DIRECTION> Work out how many lines of the listing hold "Pozdrowienia", then state only that count.

=== DATA RECORDS ===

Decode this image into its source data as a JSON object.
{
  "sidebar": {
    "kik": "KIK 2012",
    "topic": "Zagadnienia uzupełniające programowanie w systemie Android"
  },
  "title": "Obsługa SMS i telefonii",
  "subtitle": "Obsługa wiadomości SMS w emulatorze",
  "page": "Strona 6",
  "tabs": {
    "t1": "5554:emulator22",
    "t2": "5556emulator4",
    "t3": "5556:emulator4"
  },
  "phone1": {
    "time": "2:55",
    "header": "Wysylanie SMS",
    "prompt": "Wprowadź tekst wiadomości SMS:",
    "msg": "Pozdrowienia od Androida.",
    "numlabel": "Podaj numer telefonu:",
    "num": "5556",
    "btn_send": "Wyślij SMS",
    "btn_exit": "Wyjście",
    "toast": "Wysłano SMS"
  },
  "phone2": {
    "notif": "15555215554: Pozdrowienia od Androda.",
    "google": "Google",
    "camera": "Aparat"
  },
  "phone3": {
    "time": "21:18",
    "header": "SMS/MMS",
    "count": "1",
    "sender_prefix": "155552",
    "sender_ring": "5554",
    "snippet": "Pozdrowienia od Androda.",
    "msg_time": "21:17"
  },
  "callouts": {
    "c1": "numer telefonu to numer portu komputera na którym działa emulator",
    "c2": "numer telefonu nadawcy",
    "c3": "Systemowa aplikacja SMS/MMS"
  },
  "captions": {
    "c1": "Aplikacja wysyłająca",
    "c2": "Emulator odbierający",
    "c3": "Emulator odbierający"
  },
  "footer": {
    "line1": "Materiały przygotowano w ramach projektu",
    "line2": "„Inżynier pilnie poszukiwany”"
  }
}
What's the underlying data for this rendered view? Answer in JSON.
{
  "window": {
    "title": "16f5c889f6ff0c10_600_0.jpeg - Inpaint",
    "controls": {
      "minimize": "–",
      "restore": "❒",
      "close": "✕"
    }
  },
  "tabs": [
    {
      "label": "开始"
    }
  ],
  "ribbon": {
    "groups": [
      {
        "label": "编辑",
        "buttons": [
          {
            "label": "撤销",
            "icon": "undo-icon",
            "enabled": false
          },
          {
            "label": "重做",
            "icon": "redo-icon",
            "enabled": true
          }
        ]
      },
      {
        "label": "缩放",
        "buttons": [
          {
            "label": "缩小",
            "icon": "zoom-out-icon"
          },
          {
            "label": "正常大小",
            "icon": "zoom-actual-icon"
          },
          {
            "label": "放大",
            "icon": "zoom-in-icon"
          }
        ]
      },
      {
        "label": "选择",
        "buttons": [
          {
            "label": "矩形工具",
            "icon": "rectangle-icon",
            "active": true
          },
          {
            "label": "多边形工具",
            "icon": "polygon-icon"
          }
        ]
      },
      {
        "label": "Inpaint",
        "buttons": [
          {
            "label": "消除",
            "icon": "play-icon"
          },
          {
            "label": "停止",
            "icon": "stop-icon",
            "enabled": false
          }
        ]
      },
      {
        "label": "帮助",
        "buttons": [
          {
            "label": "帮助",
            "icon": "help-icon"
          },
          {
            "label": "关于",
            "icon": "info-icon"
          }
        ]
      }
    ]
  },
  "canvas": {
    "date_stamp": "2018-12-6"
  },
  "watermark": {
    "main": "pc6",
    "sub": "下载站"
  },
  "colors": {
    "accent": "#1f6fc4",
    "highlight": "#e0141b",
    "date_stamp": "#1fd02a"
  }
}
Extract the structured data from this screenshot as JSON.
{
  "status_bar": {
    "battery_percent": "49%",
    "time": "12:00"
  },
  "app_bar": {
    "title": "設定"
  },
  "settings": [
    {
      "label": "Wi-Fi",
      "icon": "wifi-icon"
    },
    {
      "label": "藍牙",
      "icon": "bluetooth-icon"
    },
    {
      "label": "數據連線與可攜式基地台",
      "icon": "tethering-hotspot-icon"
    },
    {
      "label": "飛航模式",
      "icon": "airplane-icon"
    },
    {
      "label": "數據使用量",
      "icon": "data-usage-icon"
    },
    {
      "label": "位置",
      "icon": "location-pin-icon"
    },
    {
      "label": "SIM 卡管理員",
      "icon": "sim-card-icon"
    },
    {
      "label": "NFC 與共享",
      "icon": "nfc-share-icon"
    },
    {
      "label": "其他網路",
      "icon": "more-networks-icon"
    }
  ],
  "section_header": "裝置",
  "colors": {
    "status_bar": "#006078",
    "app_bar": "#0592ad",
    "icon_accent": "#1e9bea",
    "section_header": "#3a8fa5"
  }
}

===

TASK ANSWER> 3